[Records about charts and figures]
☆ ☆ ☆ ☆
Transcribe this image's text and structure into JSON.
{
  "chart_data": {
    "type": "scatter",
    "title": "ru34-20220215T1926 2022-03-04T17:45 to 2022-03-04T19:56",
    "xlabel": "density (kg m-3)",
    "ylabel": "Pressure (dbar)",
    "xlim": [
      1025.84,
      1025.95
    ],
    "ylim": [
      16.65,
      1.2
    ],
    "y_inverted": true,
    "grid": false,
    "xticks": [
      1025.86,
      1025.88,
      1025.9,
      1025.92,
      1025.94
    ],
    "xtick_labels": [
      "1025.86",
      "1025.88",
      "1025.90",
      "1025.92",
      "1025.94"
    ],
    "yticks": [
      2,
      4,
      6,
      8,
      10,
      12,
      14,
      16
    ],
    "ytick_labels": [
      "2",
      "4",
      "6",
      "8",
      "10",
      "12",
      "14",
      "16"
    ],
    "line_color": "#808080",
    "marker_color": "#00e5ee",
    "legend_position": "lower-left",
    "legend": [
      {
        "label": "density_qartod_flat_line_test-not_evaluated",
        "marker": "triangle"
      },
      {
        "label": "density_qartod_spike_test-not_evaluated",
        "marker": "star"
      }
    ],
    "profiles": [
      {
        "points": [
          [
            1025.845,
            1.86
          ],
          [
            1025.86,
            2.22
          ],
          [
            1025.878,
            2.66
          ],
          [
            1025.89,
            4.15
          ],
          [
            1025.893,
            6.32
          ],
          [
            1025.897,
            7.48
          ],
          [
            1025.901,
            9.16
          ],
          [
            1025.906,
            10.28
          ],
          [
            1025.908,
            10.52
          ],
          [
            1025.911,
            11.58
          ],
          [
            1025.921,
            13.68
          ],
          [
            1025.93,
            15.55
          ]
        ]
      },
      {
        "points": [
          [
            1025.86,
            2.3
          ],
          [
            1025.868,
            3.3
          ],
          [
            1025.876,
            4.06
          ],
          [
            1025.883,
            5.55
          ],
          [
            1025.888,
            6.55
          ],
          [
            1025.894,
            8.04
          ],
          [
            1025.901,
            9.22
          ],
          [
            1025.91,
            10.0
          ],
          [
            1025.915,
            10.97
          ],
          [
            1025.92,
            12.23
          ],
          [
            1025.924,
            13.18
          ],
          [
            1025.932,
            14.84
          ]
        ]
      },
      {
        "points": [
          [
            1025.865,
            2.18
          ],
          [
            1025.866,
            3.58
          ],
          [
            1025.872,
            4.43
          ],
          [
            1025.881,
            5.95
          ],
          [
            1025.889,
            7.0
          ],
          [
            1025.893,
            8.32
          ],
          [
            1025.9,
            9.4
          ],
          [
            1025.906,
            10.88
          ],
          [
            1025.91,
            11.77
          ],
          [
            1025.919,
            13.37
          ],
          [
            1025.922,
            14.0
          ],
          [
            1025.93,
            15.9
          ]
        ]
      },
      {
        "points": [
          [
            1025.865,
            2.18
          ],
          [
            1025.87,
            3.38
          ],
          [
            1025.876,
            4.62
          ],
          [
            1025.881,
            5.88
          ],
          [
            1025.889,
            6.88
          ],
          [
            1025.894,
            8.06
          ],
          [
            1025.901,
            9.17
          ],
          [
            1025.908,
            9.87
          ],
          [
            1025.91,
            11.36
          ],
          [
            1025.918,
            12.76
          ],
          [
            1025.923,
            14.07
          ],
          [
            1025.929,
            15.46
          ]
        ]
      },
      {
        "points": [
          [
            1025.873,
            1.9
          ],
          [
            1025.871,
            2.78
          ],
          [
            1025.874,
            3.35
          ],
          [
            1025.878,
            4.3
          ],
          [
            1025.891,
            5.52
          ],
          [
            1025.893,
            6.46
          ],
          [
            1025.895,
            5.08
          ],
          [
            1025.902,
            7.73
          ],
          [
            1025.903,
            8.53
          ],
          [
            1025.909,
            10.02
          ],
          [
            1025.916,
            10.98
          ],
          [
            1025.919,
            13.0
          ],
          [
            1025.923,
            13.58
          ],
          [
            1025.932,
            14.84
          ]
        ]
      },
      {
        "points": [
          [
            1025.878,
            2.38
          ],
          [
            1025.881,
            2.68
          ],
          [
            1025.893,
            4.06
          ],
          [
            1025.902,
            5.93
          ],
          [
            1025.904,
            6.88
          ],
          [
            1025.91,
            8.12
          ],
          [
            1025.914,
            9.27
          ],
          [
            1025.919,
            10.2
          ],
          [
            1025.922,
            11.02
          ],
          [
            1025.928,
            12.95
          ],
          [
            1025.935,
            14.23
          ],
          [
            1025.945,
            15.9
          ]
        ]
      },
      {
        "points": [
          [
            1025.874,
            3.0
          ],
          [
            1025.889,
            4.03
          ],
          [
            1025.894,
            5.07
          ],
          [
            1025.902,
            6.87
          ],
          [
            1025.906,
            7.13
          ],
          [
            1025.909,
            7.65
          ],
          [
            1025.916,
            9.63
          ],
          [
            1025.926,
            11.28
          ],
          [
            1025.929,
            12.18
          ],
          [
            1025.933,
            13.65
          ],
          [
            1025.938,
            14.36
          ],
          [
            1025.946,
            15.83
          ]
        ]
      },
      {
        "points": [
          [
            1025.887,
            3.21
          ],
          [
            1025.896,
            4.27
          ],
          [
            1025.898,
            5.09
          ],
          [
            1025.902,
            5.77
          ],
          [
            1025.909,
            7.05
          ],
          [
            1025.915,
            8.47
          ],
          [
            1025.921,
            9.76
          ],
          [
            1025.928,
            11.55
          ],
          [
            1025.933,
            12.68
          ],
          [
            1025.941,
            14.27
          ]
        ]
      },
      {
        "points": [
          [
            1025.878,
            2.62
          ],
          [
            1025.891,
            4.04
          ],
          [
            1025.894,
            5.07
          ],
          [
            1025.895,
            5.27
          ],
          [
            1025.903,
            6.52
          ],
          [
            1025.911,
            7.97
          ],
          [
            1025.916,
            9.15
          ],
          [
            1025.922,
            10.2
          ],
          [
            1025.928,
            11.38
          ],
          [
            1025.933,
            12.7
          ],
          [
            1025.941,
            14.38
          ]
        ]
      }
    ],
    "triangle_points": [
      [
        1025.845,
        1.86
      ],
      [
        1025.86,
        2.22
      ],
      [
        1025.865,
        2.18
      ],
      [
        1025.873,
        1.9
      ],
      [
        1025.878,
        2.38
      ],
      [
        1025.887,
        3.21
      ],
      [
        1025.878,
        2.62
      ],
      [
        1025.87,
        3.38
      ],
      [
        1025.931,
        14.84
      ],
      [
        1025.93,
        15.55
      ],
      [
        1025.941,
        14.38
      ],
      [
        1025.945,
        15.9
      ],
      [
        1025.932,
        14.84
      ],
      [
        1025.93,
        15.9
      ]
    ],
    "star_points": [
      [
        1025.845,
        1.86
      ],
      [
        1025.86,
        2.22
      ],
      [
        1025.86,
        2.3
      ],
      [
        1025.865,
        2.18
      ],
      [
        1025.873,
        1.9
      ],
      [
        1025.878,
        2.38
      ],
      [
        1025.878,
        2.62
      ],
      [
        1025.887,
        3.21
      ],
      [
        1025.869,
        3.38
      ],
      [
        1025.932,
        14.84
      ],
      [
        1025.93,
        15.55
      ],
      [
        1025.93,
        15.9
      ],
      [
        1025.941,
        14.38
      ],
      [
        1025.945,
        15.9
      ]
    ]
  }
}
☆ ☆ ☆ ☆
=== Objective ===
Using the listing above, please repeat every entry exactly.

=== Exercise result ===
Transcribe this image's text and structure into JSON.
{
  "chart_data": {
    "type": "scatter",
    "title": "ru34-20220215T1926 2022-03-04T17:45 to 2022-03-04T19:56",
    "xlabel": "density (kg m-3)",
    "ylabel": "Pressure (dbar)",
    "xlim": [
      1025.84,
      1025.95
    ],
    "ylim": [
      16.65,
      1.2
    ],
    "y_inverted": true,
    "grid": false,
    "xticks": [
      1025.86,
      1025.88,
      1025.9,
      1025.92,
      1025.94
    ],
    "xtick_labels": [
      "1025.86",
      "1025.88",
      "1025.90",
      "1025.92",
      "1025.94"
    ],
    "yticks": [
      2,
      4,
      6,
      8,
      10,
      12,
      14,
      16
    ],
    "ytick_labels": [
      "2",
      "4",
      "6",
      "8",
      "10",
      "12",
      "14",
      "16"
    ],
    "line_color": "#808080",
    "marker_color": "#00e5ee",
    "legend_position": "lower-left",
    "legend": [
      {
        "label": "density_qartod_flat_line_test-not_evaluated",
        "marker": "triangle"
      },
      {
        "label": "density_qartod_spike_test-not_evaluated",
        "marker": "star"
      }
    ],
    "profiles": [
      {
        "points": [
          [
            1025.845,
            1.86
          ],
          [
            1025.86,
            2.22
          ],
          [
            1025.878,
            2.66
          ],
          [
            1025.89,
            4.15
          ],
          [
            1025.893,
            6.32
          ],
          [
            1025.897,
            7.48
          ],
          [
            1025.901,
            9.16
          ],
          [
            1025.906,
            10.28
          ],
          [
            1025.908,
            10.52
          ],
          [
            1025.911,
            11.58
          ],
          [
            1025.921,
            13.68
          ],
          [
            1025.93,
            15.55
          ]
        ]
      },
      {
        "points": [
          [
            1025.86,
            2.3
          ],
          [
            1025.868,
            3.3
          ],
          [
            1025.876,
            4.06
          ],
          [
            1025.883,
            5.55
          ],
          [
            1025.888,
            6.55
          ],
          [
            1025.894,
            8.04
          ],
          [
            1025.901,
            9.22
          ],
          [
            1025.91,
            10.0
          ],
          [
            1025.915,
            10.97
          ],
          [
            1025.92,
            12.23
          ],
          [
            1025.924,
            13.18
          ],
          [
            1025.932,
            14.84
          ]
        ]
      },
      {
        "points": [
          [
            1025.865,
            2.18
          ],
          [
            1025.866,
            3.58
          ],
          [
            1025.872,
            4.43
          ],
          [
            1025.881,
            5.95
          ],
          [
            1025.889,
            7.0
          ],
          [
            1025.893,
            8.32
          ],
          [
            1025.9,
            9.4
          ],
          [
            1025.906,
            10.88
          ],
          [
            1025.91,
            11.77
          ],
          [
            1025.919,
            13.37
          ],
          [
            1025.922,
            14.0
          ],
          [
            1025.93,
            15.9
          ]
        ]
      },
      {
        "points": [
          [
            1025.865,
            2.18
          ],
          [
            1025.87,
            3.38
          ],
          [
            1025.876,
            4.62
          ],
          [
            1025.881,
            5.88
          ],
          [
            1025.889,
            6.88
          ],
          [
            1025.894,
            8.06
          ],
          [
            1025.901,
            9.17
          ],
          [
            1025.908,
            9.87
          ],
          [
            1025.91,
            11.36
          ],
          [
            1025.918,
            12.76
          ],
          [
            1025.923,
            14.07
          ],
          [
            1025.929,
            15.46
          ]
        ]
      },
      {
        "points": [
          [
            1025.873,
            1.9
          ],
          [
            1025.871,
            2.78
          ],
          [
            1025.874,
            3.35
          ],
          [
            1025.878,
            4.3
          ],
          [
            1025.891,
            5.52
          ],
          [
            1025.893,
            6.46
          ],
          [
            1025.895,
            5.08
          ],
          [
            1025.902,
            7.73
          ],
          [
            1025.903,
            8.53
          ],
          [
            1025.909,
            10.02
          ],
          [
            1025.916,
            10.98
          ],
          [
            1025.919,
            13.0
          ],
          [
            1025.923,
            13.58
          ],
          [
            1025.932,
            14.84
          ]
        ]
      },
      {
        "points": [
          [
            1025.878,
            2.38
          ],
          [
            1025.881,
            2.68
          ],
          [
            1025.893,
            4.06
          ],
          [
            1025.902,
            5.93
          ],
          [
            1025.904,
            6.88
          ],
          [
            1025.91,
            8.12
          ],
          [
            1025.914,
            9.27
          ],
          [
            1025.919,
            10.2
          ],
          [
            1025.922,
            11.02
          ],
          [
            1025.928,
            12.95
          ],
          [
            1025.935,
            14.23
          ],
          [
            1025.945,
            15.9
          ]
        ]
      },
      {
        "points": [
          [
            1025.874,
            3.0
          ],
          [
            1025.889,
            4.03
          ],
          [
            1025.894,
            5.07
          ],
          [
            1025.902,
            6.87
          ],
          [
            1025.906,
            7.13
          ],
          [
            1025.909,
            7.65
          ],
          [
            1025.916,
            9.63
          ],
          [
            1025.926,
            11.28
          ],
          [
            1025.929,
            12.18
          ],
          [
            1025.933,
            13.65
          ],
          [
            1025.938,
            14.36
          ],
          [
            1025.946,
            15.83
          ]
        ]
      },
      {
        "points": [
          [
            1025.887,
            3.21
          ],
          [
            1025.896,
            4.27
          ],
          [
            1025.898,
            5.09
          ],
          [
            1025.902,
            5.77
          ],
          [
            1025.909,
            7.05
          ],
          [
            1025.915,
            8.47
          ],
          [
            1025.921,
            9.76
          ],
          [
            1025.928,
            11.55
          ],
          [
            1025.933,
            12.68
          ],
          [
            1025.941,
            14.27
          ]
        ]
      },
      {
        "points": [
          [
            1025.878,
            2.62
          ],
          [
            1025.891,
            4.04
          ],
          [
            1025.894,
            5.07
          ],
          [
            1025.895,
            5.27
          ],
          [
            1025.903,
            6.52
          ],
          [
            1025.911,
            7.97
          ],
          [
            1025.916,
            9.15
          ],
          [
            1025.922,
            10.2
          ],
          [
            1025.928,
            11.38
          ],
          [
            1025.933,
            12.7
          ],
          [
            1025.941,
            14.38
          ]
        ]
      }
    ],
    "triangle_points": [
      [
        1025.845,
        1.86
      ],
      [
        1025.86,
        2.22
      ],
      [
        1025.865,
        2.18
      ],
      [
        1025.873,
        1.9
      ],
      [
        1025.878,
        2.38
      ],
      [
        1025.887,
        3.21
      ],
      [
        1025.878,
        2.62
      ],
      [
        1025.87,
        3.38
      ],
      [
        1025.931,
        14.84
      ],
      [
        1025.93,
        15.55
      ],
      [
        1025.941,
        14.38
      ],
      [
        1025.945,
        15.9
      ],
      [
        1025.932,
        14.84
      ],
      [
        1025.93,
        15.9
      ]
    ],
    "star_points": [
      [
        1025.845,
        1.86
      ],
      [
        1025.86,
        2.22
      ],
      [
        1025.86,
        2.3
      ],
      [
        1025.865,
        2.18
      ],
      [
        1025.873,
        1.9
      ],
      [
        1025.878,
        2.38
      ],
      [
        1025.878,
        2.62
      ],
      [
        1025.887,
        3.21
      ],
      [
        1025.869,
        3.38
      ],
      [
        1025.932,
        14.84
      ],
      [
        1025.93,
        15.55
      ],
      [
        1025.93,
        15.9
      ],
      [
        1025.941,
        14.38
      ],
      [
        1025.945,
        15.9
      ]
    ]
  }
}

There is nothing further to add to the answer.